Objective:
Copy each line containing the word "were" from the records that follow, please.

Recorded data:
>>>>>
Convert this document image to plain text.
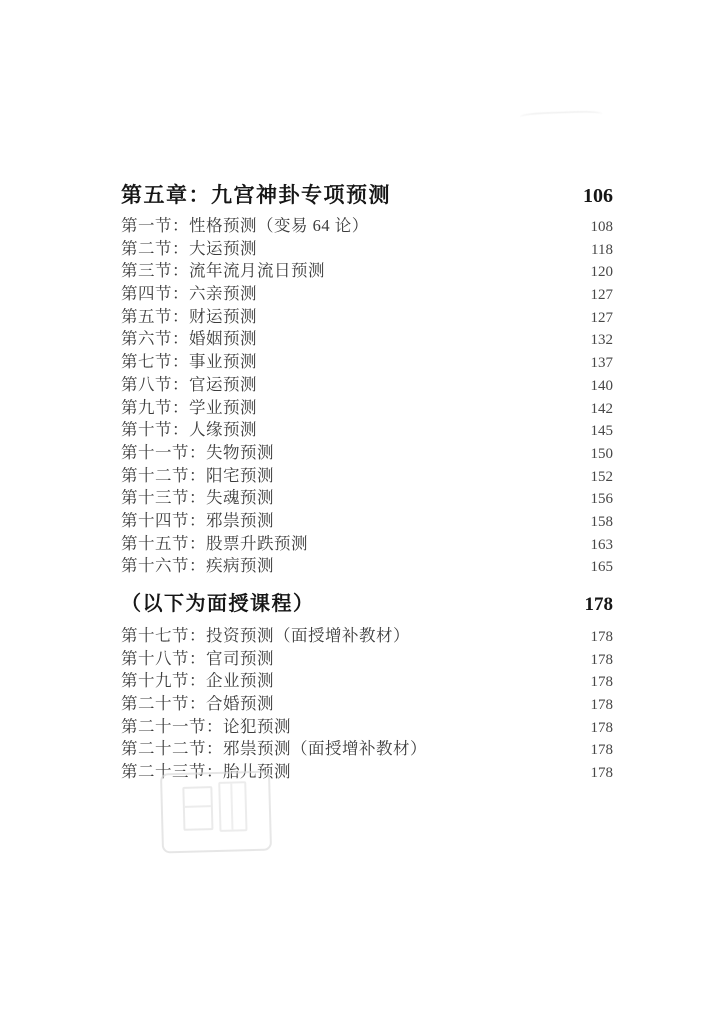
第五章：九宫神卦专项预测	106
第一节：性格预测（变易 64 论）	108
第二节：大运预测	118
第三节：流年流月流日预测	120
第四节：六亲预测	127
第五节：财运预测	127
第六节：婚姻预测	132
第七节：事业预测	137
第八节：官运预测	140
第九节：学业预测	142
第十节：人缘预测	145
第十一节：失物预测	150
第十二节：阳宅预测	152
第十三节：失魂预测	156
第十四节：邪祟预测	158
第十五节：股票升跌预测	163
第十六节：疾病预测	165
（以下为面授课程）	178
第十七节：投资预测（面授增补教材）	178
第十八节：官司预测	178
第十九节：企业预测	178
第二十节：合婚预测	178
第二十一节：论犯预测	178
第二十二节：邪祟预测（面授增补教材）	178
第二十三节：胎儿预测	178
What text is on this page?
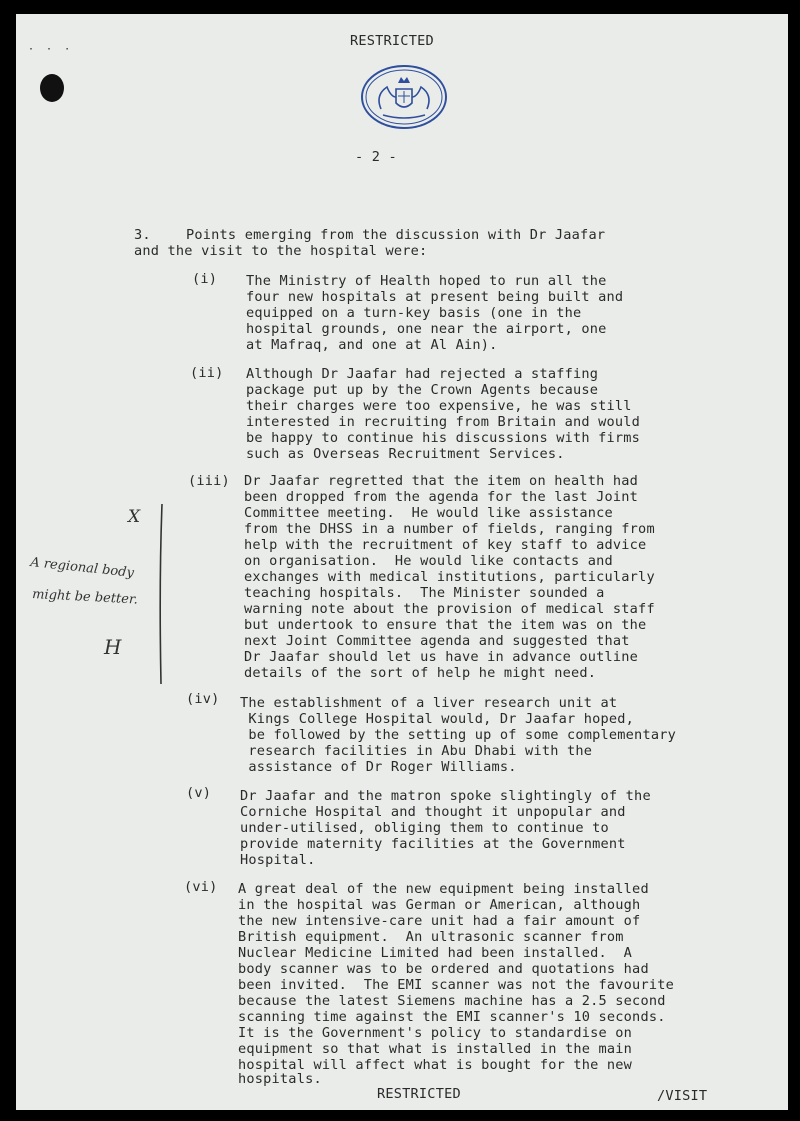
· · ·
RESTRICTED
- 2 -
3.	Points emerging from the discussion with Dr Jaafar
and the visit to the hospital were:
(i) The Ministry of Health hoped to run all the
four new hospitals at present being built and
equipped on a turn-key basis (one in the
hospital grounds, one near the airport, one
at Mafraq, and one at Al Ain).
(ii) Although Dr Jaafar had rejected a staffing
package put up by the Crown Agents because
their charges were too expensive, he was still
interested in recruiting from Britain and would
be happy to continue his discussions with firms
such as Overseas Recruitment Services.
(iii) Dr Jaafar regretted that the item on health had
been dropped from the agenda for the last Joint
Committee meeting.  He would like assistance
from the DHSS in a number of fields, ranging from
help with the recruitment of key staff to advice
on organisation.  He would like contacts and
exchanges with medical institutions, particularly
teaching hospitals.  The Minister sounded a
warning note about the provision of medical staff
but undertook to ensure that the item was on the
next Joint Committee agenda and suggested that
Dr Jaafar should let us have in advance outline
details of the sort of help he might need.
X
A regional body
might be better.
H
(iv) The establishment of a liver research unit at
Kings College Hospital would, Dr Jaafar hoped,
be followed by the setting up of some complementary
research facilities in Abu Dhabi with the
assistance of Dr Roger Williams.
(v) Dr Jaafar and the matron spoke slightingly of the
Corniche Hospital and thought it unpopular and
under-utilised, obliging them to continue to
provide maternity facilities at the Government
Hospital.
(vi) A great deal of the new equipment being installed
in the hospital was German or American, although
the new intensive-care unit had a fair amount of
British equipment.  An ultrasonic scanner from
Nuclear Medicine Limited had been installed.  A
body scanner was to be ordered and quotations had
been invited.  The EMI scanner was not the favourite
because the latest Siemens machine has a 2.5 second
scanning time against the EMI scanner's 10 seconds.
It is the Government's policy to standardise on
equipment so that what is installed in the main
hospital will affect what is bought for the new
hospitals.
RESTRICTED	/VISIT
<<<<<
Response:
and the visit to the hospital were:
their charges were too expensive, he was still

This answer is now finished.